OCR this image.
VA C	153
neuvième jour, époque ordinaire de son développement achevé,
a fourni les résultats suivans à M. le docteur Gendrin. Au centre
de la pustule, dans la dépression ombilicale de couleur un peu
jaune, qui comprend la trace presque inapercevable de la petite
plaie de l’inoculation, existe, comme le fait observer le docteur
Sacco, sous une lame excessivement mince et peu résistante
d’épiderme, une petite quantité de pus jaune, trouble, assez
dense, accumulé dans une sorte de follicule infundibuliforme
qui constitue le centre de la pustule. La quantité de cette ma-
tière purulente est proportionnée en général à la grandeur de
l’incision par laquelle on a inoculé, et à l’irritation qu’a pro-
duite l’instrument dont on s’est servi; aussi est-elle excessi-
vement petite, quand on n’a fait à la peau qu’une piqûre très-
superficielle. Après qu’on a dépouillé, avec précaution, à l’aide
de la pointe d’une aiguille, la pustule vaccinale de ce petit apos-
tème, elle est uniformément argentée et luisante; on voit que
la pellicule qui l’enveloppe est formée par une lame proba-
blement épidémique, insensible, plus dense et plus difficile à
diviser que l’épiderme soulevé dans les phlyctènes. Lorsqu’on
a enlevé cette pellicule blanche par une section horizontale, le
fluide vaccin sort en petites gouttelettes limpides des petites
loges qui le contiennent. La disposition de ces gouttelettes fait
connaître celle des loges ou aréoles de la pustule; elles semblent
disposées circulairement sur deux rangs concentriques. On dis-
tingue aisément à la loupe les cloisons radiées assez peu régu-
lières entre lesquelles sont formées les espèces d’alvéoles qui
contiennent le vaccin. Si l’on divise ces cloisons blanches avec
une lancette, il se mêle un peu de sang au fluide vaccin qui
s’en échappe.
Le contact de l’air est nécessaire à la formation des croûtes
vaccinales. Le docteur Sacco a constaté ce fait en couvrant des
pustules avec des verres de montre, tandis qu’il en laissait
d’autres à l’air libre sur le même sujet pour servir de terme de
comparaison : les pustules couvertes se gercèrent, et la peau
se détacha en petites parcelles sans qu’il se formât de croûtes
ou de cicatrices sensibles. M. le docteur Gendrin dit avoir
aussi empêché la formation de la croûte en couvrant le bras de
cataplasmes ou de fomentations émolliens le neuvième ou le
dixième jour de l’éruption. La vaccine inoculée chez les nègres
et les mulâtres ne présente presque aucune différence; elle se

------

WRITTEN TASK
Repeat all of the records above exactly as written.

PROBLEM SOLUTION
OCR this image.
VA C	153
neuvième jour, époque ordinaire de son développement achevé,
a fourni les résultats suivans à M. le docteur Gendrin. Au centre
de la pustule, dans la dépression ombilicale de couleur un peu
jaune, qui comprend la trace presque inapercevable de la petite
plaie de l’inoculation, existe, comme le fait observer le docteur
Sacco, sous une lame excessivement mince et peu résistante
d’épiderme, une petite quantité de pus jaune, trouble, assez
dense, accumulé dans une sorte de follicule infundibuliforme
qui constitue le centre de la pustule. La quantité de cette ma-
tière purulente est proportionnée en général à la grandeur de
l’incision par laquelle on a inoculé, et à l’irritation qu’a pro-
duite l’instrument dont on s’est servi; aussi est-elle excessi-
vement petite, quand on n’a fait à la peau qu’une piqûre très-
superficielle. Après qu’on a dépouillé, avec précaution, à l’aide
de la pointe d’une aiguille, la pustule vaccinale de ce petit apos-
tème, elle est uniformément argentée et luisante; on voit que
la pellicule qui l’enveloppe est formée par une lame proba-
blement épidémique, insensible, plus dense et plus difficile à
diviser que l’épiderme soulevé dans les phlyctènes. Lorsqu’on
a enlevé cette pellicule blanche par une section horizontale, le
fluide vaccin sort en petites gouttelettes limpides des petites
loges qui le contiennent. La disposition de ces gouttelettes fait
connaître celle des loges ou aréoles de la pustule; elles semblent
disposées circulairement sur deux rangs concentriques. On dis-
tingue aisément à la loupe les cloisons radiées assez peu régu-
lières entre lesquelles sont formées les espèces d’alvéoles qui
contiennent le vaccin. Si l’on divise ces cloisons blanches avec
une lancette, il se mêle un peu de sang au fluide vaccin qui
s’en échappe.
Le contact de l’air est nécessaire à la formation des croûtes
vaccinales. Le docteur Sacco a constaté ce fait en couvrant des
pustules avec des verres de montre, tandis qu’il en laissait
d’autres à l’air libre sur le même sujet pour servir de terme de
comparaison : les pustules couvertes se gercèrent, et la peau
se détacha en petites parcelles sans qu’il se formât de croûtes
ou de cicatrices sensibles. M. le docteur Gendrin dit avoir
aussi empêché la formation de la croûte en couvrant le bras de
cataplasmes ou de fomentations émolliens le neuvième ou le
dixième jour de l’éruption. La vaccine inoculée chez les nègres
et les mulâtres ne présente presque aucune différence; elle se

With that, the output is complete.